**Written task 1:** In the Sydney United FC season text, what was the average home league attendance?
**Written task 2:** Please reproduce the Sydney United FC season text word for word, from "- Highest home" to "the regular season.".

**Document extract:**
*****

Sydney United FC
- Chairman: Ivan Simić
- Manager: Branko Culina
- Stadium: Sydney United Sports Centre, Parramatta Stadium
- National Soccer League: 1st (League) Runners-Up (Finals)
- Johnny Walker Cup: First Round
- Waratah Cup: Winners
- Top goalscorer: League = David Zdrilic (21) All = Ante Milicic (24)
- Highest home attendance: 11,614 vs. Marconi Fairfield (23 February 1997) National Soccer League
- Lowest home attendance: 2,000 vs. Melbourne Knights (20 November 1996) National Soccer League
- Average home league attendance: 5,974
- Biggest win: 7–0 vs. Collingwood Warriors (8 December 1996) National Soccer League
- Biggest defeat: 0-3 vs. Brisbane Strikers (4 January 1997) National Soccer League
- ← 1995-961997–98 →

= 1996–97 Sydney United FC season =

1996–97 marked Sydney United's fourteenth season in the NSL, with Branko Culina in his third season as head coach. The club enjoyed a highly successful campaign, finishing as Premiers with a commanding 9-point lead atop the league table. Striker David Zdrilic was the league's top goalscorer, netting 21 goals during the regular season.

*****

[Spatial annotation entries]
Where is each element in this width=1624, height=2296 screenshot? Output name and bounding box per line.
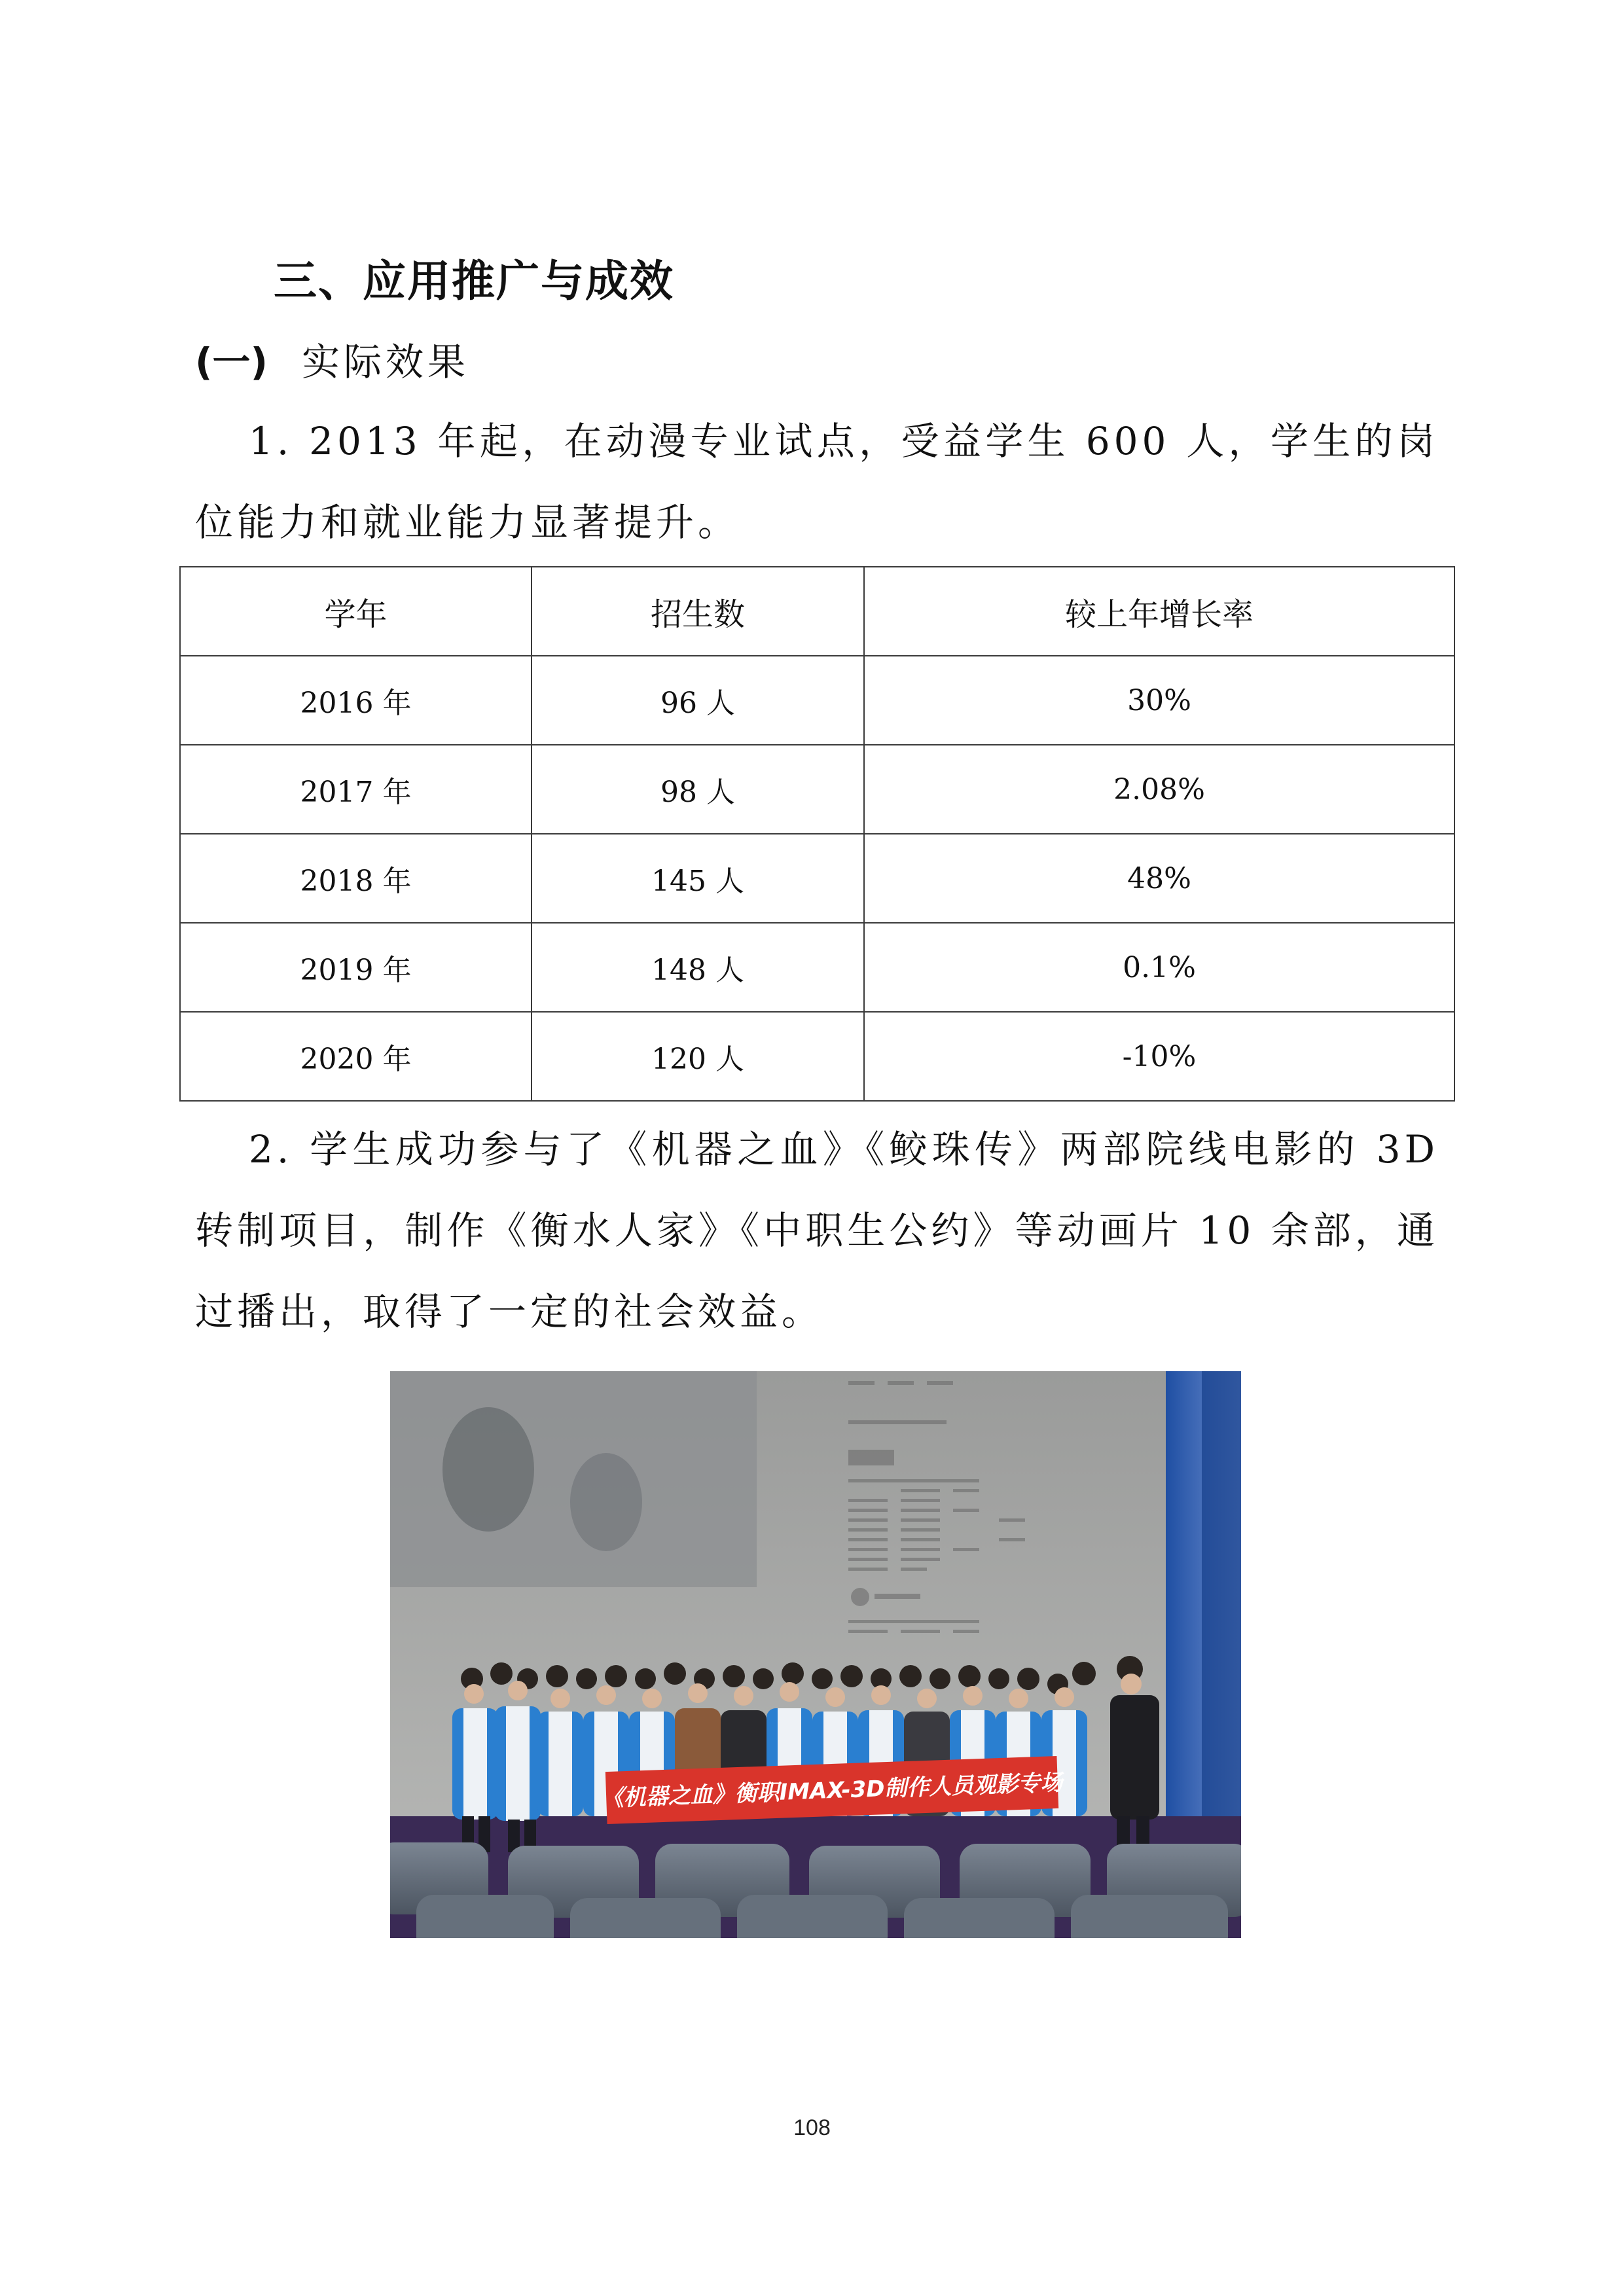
group-photo (390, 1371, 1241, 1938)
cinema-seats (390, 1842, 1241, 1938)
table-row (180, 656, 1454, 745)
cell-growth-rate: 0.1% (864, 923, 1454, 1012)
table-row (180, 745, 1454, 834)
table-row (180, 834, 1454, 923)
cell-enrollment: 96 人 (532, 656, 864, 745)
cell-year: 2018 年 (180, 834, 532, 923)
sub-heading-number: (一) (195, 340, 268, 384)
cell-year: 2020 年 (180, 1012, 532, 1101)
cell-growth-rate: 30% (864, 656, 1454, 745)
page-number: 108 (793, 2115, 831, 2140)
cell-enrollment: 145 人 (532, 834, 864, 923)
table-row (180, 923, 1454, 1012)
header-year: 学年 (180, 567, 532, 656)
cell-growth-rate: 48% (864, 834, 1454, 923)
paragraph-2 (195, 1109, 1439, 1352)
group-photo-illustration (390, 1371, 1241, 1938)
table-row (180, 1012, 1454, 1101)
cell-growth-rate: -10% (864, 1012, 1454, 1101)
cell-year: 2016 年 (180, 656, 532, 745)
header-enrollment: 招生数 (532, 567, 864, 656)
cell-enrollment: 148 人 (532, 923, 864, 1012)
paragraph-2-text: 2. 学生成功参与了《机器之血》《鲛珠传》两部院线电影的 3D 转制项目，制作《衡水人家》《中职生公约》等动画片 10 余部，通过播出，取得了一定的社会效益。 (195, 1127, 1439, 1334)
paragraph-1 (195, 401, 1439, 563)
cell-growth-rate: 2.08% (864, 745, 1454, 834)
enrollment-table (179, 566, 1455, 1102)
paragraph-1-text: 1. 2013 年起，在动漫专业试点，受益学生 600 人，学生的岗位能力和就业能力显著提升。 (195, 419, 1439, 545)
cell-year: 2017 年 (180, 745, 532, 834)
cell-enrollment: 98 人 (532, 745, 864, 834)
cell-enrollment: 120 人 (532, 1012, 864, 1101)
cell-year: 2019 年 (180, 923, 532, 1012)
sub-heading (195, 331, 469, 386)
section-heading: 三、应用推广与成效 (274, 256, 674, 306)
header-growth-rate: 较上年增长率 (864, 567, 1454, 656)
table-header-row (180, 567, 1454, 656)
event-banner-text: 《机器之血》衡职IMAX-3D制作人员观影专场 (601, 1769, 1064, 1812)
sub-heading-title: 实际效果 (302, 340, 470, 384)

*****

**Problem solution 1:** 5,974

**Problem solution 2:**
- Highest home attendance: 11,614 vs. Marconi Fairfield (23 February 1997) National Soccer League
- Lowest home attendance: 2,000 vs. Melbourne Knights (20 November 1996) National Soccer League
- Average home league attendance: 5,974
- Biggest win: 7–0 vs. Collingwood Warriors (8 December 1996) National Soccer League
- Biggest defeat: 0-3 vs. Brisbane Strikers (4 January 1997) National Soccer League
- ← 1995-961997–98 →

= 1996–97 Sydney United FC season =

1996–97 marked Sydney United's fourteenth season in the NSL, with Branko Culina in his third season as head coach. The club enjoyed a highly successful campaign, finishing as Premiers with a commanding 9-point lead atop the league table. Striker David Zdrilic was the league's top goalscorer, netting 21 goals during the regular season.